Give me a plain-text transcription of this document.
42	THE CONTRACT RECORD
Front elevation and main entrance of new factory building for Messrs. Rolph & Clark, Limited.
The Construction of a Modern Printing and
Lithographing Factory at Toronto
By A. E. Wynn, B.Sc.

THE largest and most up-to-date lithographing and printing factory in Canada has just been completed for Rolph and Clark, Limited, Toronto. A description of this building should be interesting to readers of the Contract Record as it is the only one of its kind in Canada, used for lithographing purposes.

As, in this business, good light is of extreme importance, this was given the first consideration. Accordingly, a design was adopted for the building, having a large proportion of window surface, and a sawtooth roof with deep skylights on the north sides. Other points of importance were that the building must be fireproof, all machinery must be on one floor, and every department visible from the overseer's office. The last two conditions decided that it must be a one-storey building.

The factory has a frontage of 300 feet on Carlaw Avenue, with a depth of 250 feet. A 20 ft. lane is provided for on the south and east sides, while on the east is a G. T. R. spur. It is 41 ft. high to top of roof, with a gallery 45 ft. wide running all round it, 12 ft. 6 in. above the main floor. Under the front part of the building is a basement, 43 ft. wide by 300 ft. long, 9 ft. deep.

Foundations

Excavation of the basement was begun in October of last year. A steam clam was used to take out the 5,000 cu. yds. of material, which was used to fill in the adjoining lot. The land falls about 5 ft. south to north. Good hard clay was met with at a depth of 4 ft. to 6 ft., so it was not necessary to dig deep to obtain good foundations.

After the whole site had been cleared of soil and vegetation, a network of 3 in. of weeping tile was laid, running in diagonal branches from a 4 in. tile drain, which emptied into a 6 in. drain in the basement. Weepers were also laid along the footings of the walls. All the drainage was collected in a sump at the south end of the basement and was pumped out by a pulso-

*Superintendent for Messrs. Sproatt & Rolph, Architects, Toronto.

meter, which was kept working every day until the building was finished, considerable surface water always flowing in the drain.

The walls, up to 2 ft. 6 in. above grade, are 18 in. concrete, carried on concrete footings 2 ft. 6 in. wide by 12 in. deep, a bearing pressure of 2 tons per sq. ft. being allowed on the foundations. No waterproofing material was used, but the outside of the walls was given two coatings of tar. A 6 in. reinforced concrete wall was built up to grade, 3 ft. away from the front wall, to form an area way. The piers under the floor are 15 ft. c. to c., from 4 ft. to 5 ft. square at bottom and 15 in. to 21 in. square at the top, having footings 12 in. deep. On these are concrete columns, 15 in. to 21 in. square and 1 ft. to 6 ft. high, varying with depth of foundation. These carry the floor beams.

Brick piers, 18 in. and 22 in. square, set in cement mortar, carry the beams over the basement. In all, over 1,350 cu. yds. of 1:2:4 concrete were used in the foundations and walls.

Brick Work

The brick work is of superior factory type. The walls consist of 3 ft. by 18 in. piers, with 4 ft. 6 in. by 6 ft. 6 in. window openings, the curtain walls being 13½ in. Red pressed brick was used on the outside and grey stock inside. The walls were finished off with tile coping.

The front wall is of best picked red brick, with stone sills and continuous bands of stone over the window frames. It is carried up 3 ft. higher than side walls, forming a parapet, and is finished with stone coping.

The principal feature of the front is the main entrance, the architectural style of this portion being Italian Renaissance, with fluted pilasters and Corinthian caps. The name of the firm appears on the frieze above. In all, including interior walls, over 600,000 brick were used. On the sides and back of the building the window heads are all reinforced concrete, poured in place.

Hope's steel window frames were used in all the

• [PROBLEM TO WORK ON]: Write out the data exactly as it stands.

• [RESULT]:
Give me a plain-text transcription of this document.
42	THE CONTRACT RECORD
Front elevation and main entrance of new factory building for Messrs. Rolph & Clark, Limited.
The Construction of a Modern Printing and
Lithographing Factory at Toronto
By A. E. Wynn, B.Sc.

THE largest and most up-to-date lithographing and printing factory in Canada has just been completed for Rolph and Clark, Limited, Toronto. A description of this building should be interesting to readers of the Contract Record as it is the only one of its kind in Canada, used for lithographing purposes.

As, in this business, good light is of extreme importance, this was given the first consideration. Accordingly, a design was adopted for the building, having a large proportion of window surface, and a sawtooth roof with deep skylights on the north sides. Other points of importance were that the building must be fireproof, all machinery must be on one floor, and every department visible from the overseer's office. The last two conditions decided that it must be a one-storey building.

The factory has a frontage of 300 feet on Carlaw Avenue, with a depth of 250 feet. A 20 ft. lane is provided for on the south and east sides, while on the east is a G. T. R. spur. It is 41 ft. high to top of roof, with a gallery 45 ft. wide running all round it, 12 ft. 6 in. above the main floor. Under the front part of the building is a basement, 43 ft. wide by 300 ft. long, 9 ft. deep.

Foundations

Excavation of the basement was begun in October of last year. A steam clam was used to take out the 5,000 cu. yds. of material, which was used to fill in the adjoining lot. The land falls about 5 ft. south to north. Good hard clay was met with at a depth of 4 ft. to 6 ft., so it was not necessary to dig deep to obtain good foundations.

After the whole site had been cleared of soil and vegetation, a network of 3 in. of weeping tile was laid, running in diagonal branches from a 4 in. tile drain, which emptied into a 6 in. drain in the basement. Weepers were also laid along the footings of the walls. All the drainage was collected in a sump at the south end of the basement and was pumped out by a pulso-

*Superintendent for Messrs. Sproatt & Rolph, Architects, Toronto.

meter, which was kept working every day until the building was finished, considerable surface water always flowing in the drain.

The walls, up to 2 ft. 6 in. above grade, are 18 in. concrete, carried on concrete footings 2 ft. 6 in. wide by 12 in. deep, a bearing pressure of 2 tons per sq. ft. being allowed on the foundations. No waterproofing material was used, but the outside of the walls was given two coatings of tar. A 6 in. reinforced concrete wall was built up to grade, 3 ft. away from the front wall, to form an area way. The piers under the floor are 15 ft. c. to c., from 4 ft. to 5 ft. square at bottom and 15 in. to 21 in. square at the top, having footings 12 in. deep. On these are concrete columns, 15 in. to 21 in. square and 1 ft. to 6 ft. high, varying with depth of foundation. These carry the floor beams.

Brick piers, 18 in. and 22 in. square, set in cement mortar, carry the beams over the basement. In all, over 1,350 cu. yds. of 1:2:4 concrete were used in the foundations and walls.

Brick Work

The brick work is of superior factory type. The walls consist of 3 ft. by 18 in. piers, with 4 ft. 6 in. by 6 ft. 6 in. window openings, the curtain walls being 13½ in. Red pressed brick was used on the outside and grey stock inside. The walls were finished off with tile coping.

The front wall is of best picked red brick, with stone sills and continuous bands of stone over the window frames. It is carried up 3 ft. higher than side walls, forming a parapet, and is finished with stone coping.

The principal feature of the front is the main entrance, the architectural style of this portion being Italian Renaissance, with fluted pilasters and Corinthian caps. The name of the firm appears on the frieze above. In all, including interior walls, over 600,000 brick were used. On the sides and back of the building the window heads are all reinforced concrete, poured in place.

Hope's steel window frames were used in all the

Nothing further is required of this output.